▶ _Selected text_
☆ ☆ ☆ ☆
I have performed many routine sports physicals in healthy kids who I encouraged to stay active and healthy. Every time I signed the “cleared for sports participation” line, I paused and thought about the limitations of screening tools for identifying risk factors for sudden cardiac death (SCD), a rare but devastating complication of a subset of cardiac conditions. One job of the primary care pediatrician is to find that high-risk needle in the haystack in healthy, resilient kids. Assessing risk of SCD, knowing the incidence of these “needles,” and understanding the limitations of screening tools are challenges for primary care physicians and outpatient cardiologists.
In a retrospective study published in this week’s NEJM, investigators from the Cardiology Clinical Academic Group at the St. George’s Hospital Medical School evaluated the effectiveness of cardiac screening and the incidence of SCD in in a cohort of screened, high-performing adolescent soccer players in the United Kingdom.
Malhotra et al. analyzed data from 11,168 screened soccer players (age range, 15–17, mostly male) in the English Football Association (FA) registry from 1996 through 2016. The FA has the largest mandatory cardiac screening program for adolescent athletes in the United Kingdom since 1996.
The mandatory cardiac screening program required each athlete to undergo a health questionnaire, physical exam, and a 12-lead electrocardiography (ECG) and echocardiogram. Athletes with concerning findings on initial screening underwent further testing, including exercise stress testing, 24-hour Holter monitoring, and cardiac magnetic resonance imaging. Deaths among athletes were determined from reports to the FA, surveys sent to health professionals at affiliated soccer clubs, and regular internet searches. Death certificates were obtained to help determine cause of death.
During the 20-year period, 42 athletes (0.38%) were found to have significant cardiac diseases associated with SCD. Most (26) of these athletes were diagnosed with a Wolff-Parkinson-White ECG pattern. Five athletes were diagnosed with hypertrophic cardiomyopathy, one with dilated cardiomyopathy, two with arrhythmogenic right ventricular cardiomyopathy (ARVC), three with long-QT syndrome (LQTS), and five with other disorders.
☆ ☆ ☆ ☆
▶ _Data shown_
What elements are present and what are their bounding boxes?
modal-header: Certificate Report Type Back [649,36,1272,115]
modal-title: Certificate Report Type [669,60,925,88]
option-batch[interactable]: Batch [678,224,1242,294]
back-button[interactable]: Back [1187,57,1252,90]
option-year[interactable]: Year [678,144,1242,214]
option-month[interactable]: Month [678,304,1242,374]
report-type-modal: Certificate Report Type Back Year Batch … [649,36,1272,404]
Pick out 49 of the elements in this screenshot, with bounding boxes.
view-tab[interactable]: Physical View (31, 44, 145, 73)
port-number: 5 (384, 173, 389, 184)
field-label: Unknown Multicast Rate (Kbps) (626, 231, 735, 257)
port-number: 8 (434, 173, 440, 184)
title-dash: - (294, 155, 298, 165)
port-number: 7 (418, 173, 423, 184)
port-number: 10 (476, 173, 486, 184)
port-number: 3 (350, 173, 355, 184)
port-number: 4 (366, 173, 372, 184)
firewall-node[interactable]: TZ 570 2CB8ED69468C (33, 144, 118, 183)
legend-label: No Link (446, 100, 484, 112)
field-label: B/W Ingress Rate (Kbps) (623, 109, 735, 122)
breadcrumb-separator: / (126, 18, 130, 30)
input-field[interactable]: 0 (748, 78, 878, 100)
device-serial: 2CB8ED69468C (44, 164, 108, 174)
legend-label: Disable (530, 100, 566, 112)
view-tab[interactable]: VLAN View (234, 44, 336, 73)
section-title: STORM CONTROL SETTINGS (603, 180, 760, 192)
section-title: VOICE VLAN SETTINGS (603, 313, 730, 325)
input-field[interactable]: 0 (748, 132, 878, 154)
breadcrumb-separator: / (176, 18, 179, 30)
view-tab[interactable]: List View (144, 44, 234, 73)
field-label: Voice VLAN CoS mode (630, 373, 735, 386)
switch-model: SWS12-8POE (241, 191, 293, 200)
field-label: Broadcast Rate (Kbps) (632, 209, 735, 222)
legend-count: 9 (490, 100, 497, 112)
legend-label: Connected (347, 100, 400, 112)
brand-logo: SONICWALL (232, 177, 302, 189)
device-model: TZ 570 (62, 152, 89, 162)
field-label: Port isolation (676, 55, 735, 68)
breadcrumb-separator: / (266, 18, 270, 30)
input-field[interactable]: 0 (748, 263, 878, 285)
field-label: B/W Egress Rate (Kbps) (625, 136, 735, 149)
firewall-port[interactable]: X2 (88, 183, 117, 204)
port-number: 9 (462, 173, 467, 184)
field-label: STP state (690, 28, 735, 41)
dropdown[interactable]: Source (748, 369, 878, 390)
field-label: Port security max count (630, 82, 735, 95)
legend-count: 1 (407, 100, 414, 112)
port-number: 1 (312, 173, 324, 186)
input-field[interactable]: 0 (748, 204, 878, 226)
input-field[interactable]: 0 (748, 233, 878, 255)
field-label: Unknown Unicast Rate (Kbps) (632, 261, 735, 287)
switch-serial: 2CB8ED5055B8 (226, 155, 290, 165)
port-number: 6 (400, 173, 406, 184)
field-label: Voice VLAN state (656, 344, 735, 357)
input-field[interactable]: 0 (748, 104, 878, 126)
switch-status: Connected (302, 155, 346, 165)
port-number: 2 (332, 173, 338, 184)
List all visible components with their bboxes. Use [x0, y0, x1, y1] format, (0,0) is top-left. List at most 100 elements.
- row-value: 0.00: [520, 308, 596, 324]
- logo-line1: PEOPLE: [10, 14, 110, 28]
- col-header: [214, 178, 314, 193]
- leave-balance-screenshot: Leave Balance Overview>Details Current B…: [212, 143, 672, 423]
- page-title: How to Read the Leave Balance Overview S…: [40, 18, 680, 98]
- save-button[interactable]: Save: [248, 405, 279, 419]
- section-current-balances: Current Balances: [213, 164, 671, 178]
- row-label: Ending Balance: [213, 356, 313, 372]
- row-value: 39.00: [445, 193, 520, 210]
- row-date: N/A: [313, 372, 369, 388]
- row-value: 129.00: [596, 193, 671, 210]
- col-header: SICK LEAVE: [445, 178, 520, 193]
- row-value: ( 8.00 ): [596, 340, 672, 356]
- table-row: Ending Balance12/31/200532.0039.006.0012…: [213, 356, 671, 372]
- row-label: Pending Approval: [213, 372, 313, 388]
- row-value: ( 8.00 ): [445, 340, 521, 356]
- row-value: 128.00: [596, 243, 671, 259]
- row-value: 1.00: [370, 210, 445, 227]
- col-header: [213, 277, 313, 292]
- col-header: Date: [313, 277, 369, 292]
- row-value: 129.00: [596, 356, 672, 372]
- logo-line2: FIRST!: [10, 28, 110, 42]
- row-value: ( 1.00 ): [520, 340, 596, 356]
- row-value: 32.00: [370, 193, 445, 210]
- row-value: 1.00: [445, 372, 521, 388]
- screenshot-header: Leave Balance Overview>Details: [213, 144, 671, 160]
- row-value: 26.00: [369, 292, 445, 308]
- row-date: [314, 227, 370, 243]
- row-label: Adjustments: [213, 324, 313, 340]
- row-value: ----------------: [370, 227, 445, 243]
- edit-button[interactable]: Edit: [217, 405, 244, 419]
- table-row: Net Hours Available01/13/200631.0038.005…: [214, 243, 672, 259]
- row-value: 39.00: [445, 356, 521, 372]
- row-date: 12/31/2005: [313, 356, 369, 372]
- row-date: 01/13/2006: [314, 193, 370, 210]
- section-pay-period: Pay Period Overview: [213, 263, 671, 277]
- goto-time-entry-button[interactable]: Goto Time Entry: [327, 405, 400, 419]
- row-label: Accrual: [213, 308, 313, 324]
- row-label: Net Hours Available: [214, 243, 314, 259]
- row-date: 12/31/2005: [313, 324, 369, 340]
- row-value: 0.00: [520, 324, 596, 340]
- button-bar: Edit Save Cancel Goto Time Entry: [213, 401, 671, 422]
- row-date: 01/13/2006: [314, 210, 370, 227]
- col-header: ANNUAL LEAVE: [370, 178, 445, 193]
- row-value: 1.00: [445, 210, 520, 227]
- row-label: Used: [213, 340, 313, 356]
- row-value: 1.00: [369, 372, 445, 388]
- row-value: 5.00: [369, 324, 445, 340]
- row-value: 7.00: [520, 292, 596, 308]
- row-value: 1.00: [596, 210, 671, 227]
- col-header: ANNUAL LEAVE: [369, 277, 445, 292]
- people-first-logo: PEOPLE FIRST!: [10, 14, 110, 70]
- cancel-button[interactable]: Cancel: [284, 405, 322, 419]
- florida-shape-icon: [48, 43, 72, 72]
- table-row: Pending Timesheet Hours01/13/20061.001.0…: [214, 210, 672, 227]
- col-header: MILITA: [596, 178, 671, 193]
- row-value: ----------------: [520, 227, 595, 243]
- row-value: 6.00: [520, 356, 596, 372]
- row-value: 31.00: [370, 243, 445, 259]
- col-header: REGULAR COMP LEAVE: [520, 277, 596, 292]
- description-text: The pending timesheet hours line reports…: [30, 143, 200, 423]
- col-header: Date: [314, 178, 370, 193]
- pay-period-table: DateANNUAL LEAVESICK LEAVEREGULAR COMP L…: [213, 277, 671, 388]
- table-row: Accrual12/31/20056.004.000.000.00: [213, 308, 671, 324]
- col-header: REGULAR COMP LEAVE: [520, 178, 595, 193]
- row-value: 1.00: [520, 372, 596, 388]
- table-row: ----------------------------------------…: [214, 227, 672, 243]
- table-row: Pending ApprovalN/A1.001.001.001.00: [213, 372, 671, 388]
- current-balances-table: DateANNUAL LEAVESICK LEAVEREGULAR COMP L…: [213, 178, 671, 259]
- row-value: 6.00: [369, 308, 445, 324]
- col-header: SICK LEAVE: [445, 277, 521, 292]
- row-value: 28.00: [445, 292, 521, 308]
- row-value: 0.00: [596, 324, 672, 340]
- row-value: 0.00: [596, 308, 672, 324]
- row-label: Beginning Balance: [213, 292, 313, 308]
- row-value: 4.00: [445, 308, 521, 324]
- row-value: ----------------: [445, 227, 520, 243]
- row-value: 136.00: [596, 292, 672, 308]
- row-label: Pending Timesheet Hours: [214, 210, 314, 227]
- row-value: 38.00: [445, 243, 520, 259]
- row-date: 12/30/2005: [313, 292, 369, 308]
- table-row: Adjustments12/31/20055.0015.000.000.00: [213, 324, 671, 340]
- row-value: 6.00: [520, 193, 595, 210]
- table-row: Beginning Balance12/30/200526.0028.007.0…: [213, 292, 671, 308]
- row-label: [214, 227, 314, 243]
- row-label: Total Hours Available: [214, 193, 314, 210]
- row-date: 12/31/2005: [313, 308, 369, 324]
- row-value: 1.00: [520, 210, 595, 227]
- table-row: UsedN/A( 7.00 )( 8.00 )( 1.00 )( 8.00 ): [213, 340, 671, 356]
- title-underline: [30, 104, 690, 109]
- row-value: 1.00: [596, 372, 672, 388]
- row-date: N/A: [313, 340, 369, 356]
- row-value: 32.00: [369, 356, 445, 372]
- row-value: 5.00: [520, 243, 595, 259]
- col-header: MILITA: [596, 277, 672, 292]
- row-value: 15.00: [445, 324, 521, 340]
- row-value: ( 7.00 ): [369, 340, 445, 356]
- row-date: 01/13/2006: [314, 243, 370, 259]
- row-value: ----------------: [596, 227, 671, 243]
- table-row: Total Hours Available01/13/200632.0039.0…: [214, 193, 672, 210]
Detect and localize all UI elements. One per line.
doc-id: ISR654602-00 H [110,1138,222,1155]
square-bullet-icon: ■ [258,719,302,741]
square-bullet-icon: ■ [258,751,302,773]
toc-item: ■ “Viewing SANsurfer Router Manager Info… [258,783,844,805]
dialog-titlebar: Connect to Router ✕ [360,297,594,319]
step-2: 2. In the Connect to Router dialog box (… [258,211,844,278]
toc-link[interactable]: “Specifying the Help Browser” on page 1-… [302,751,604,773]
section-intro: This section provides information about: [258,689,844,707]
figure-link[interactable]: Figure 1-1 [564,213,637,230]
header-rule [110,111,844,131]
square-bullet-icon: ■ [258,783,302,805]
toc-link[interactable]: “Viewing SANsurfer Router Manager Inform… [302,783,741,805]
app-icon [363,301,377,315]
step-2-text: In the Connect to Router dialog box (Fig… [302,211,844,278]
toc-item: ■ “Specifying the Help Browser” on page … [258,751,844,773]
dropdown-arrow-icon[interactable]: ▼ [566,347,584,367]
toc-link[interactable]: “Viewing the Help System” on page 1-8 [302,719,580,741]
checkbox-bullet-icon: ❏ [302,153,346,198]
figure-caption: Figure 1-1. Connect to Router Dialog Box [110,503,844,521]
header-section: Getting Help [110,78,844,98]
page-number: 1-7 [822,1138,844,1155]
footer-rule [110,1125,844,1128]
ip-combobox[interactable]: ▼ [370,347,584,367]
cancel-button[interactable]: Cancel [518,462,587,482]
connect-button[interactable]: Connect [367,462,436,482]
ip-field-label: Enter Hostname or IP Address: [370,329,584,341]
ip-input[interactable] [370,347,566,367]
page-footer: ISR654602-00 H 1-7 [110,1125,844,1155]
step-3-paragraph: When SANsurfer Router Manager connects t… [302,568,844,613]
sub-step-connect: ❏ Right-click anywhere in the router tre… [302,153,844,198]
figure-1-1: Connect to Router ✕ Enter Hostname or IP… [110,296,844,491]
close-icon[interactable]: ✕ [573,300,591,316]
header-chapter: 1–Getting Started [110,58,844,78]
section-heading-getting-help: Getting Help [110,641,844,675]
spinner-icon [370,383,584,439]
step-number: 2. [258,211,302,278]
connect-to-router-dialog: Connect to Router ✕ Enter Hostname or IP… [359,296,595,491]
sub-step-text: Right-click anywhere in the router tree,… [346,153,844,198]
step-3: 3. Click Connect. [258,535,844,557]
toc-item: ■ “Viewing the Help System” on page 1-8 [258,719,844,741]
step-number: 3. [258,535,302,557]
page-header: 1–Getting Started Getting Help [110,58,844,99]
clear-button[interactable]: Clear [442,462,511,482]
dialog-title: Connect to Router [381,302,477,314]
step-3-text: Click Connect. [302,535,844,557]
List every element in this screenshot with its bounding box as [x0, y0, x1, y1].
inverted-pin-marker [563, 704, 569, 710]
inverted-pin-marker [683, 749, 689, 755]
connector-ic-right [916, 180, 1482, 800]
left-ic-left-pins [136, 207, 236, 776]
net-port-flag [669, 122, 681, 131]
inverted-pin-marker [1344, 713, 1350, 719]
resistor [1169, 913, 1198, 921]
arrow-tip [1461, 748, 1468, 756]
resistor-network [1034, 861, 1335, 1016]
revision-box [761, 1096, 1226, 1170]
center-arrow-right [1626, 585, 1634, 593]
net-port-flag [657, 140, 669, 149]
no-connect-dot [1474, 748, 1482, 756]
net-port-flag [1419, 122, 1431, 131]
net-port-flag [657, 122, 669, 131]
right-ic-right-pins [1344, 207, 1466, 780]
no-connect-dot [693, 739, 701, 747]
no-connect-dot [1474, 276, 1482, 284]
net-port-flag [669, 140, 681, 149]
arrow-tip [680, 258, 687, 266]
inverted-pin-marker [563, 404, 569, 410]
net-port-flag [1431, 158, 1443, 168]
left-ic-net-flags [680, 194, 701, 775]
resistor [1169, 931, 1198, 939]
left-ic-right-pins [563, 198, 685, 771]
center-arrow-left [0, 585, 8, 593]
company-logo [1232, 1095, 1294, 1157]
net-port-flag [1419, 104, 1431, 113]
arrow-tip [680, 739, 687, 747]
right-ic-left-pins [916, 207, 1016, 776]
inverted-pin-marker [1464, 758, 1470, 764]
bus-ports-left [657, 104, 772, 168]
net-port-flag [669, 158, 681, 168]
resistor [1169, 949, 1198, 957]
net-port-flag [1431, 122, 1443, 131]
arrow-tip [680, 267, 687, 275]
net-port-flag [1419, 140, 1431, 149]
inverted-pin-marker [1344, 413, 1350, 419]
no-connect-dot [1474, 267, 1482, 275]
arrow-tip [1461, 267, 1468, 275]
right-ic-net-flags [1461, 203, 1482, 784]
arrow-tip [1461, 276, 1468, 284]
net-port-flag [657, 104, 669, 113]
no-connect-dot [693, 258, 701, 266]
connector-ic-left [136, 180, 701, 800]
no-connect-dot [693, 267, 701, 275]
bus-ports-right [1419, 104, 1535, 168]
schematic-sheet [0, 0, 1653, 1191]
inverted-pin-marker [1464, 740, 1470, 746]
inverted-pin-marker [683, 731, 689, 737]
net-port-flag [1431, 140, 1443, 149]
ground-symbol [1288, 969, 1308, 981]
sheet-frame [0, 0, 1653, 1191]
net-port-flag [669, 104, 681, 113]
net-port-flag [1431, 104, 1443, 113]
☆ ☆ ☆ ☆
▶ _Task_
Answer these questions from the text on cardiac screening of adolescent soccer players:
1. How many screened soccer players did Malhotra et al. analyze?
2. What further tests did athletes with concerning findings on initial screening undergo?
3. How many athletes were diagnosed with a Wolff-Parkinson-White ECG pattern?

▶ _Answer box_
1. 11,168
2. Exercise stress testing, 24-hour Holter monitoring, and cardiac magnetic resonance imaging
3. 26